*WORK INSTRUCTIONS*. Please write out the material below exactly as given.

*DATA LINES*.
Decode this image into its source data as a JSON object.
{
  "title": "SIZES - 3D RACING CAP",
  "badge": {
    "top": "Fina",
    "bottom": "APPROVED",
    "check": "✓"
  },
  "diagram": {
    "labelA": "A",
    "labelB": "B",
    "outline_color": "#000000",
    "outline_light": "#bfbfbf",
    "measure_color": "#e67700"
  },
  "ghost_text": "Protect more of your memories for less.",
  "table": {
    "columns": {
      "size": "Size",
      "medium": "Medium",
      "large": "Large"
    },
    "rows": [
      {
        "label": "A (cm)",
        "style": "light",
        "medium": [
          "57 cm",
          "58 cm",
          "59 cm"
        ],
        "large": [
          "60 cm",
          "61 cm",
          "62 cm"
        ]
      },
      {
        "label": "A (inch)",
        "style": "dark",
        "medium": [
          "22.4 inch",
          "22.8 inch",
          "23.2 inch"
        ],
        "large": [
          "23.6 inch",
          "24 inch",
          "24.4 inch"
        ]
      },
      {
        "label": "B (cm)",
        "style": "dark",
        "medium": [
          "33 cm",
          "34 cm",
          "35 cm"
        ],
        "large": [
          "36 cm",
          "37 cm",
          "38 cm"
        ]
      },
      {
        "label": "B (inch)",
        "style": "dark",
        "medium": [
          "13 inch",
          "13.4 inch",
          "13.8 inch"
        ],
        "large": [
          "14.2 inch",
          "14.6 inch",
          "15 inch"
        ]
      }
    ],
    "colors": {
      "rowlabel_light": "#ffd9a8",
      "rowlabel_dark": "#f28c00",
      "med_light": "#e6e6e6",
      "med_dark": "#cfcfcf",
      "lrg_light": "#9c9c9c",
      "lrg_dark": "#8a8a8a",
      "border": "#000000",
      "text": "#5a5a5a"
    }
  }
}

*THE ANSWER*.
Decode this image into its source data as a JSON object.
{
  "title": "SIZES - 3D RACING CAP",
  "badge": {
    "top": "Fina",
    "bottom": "APPROVED",
    "check": "✓"
  },
  "diagram": {
    "labelA": "A",
    "labelB": "B",
    "outline_color": "#000000",
    "outline_light": "#bfbfbf",
    "measure_color": "#e67700"
  },
  "ghost_text": "Protect more of your memories for less.",
  "table": {
    "columns": {
      "size": "Size",
      "medium": "Medium",
      "large": "Large"
    },
    "rows": [
      {
        "label": "A (cm)",
        "style": "light",
        "medium": [
          "57 cm",
          "58 cm",
          "59 cm"
        ],
        "large": [
          "60 cm",
          "61 cm",
          "62 cm"
        ]
      },
      {
        "label": "A (inch)",
        "style": "dark",
        "medium": [
          "22.4 inch",
          "22.8 inch",
          "23.2 inch"
        ],
        "large": [
          "23.6 inch",
          "24 inch",
          "24.4 inch"
        ]
      },
      {
        "label": "B (cm)",
        "style": "dark",
        "medium": [
          "33 cm",
          "34 cm",
          "35 cm"
        ],
        "large": [
          "36 cm",
          "37 cm",
          "38 cm"
        ]
      },
      {
        "label": "B (inch)",
        "style": "dark",
        "medium": [
          "13 inch",
          "13.4 inch",
          "13.8 inch"
        ],
        "large": [
          "14.2 inch",
          "14.6 inch",
          "15 inch"
        ]
      }
    ],
    "colors": {
      "rowlabel_light": "#ffd9a8",
      "rowlabel_dark": "#f28c00",
      "med_light": "#e6e6e6",
      "med_dark": "#cfcfcf",
      "lrg_light": "#9c9c9c",
      "lrg_dark": "#8a8a8a",
      "border": "#000000",
      "text": "#5a5a5a"
    }
  }
}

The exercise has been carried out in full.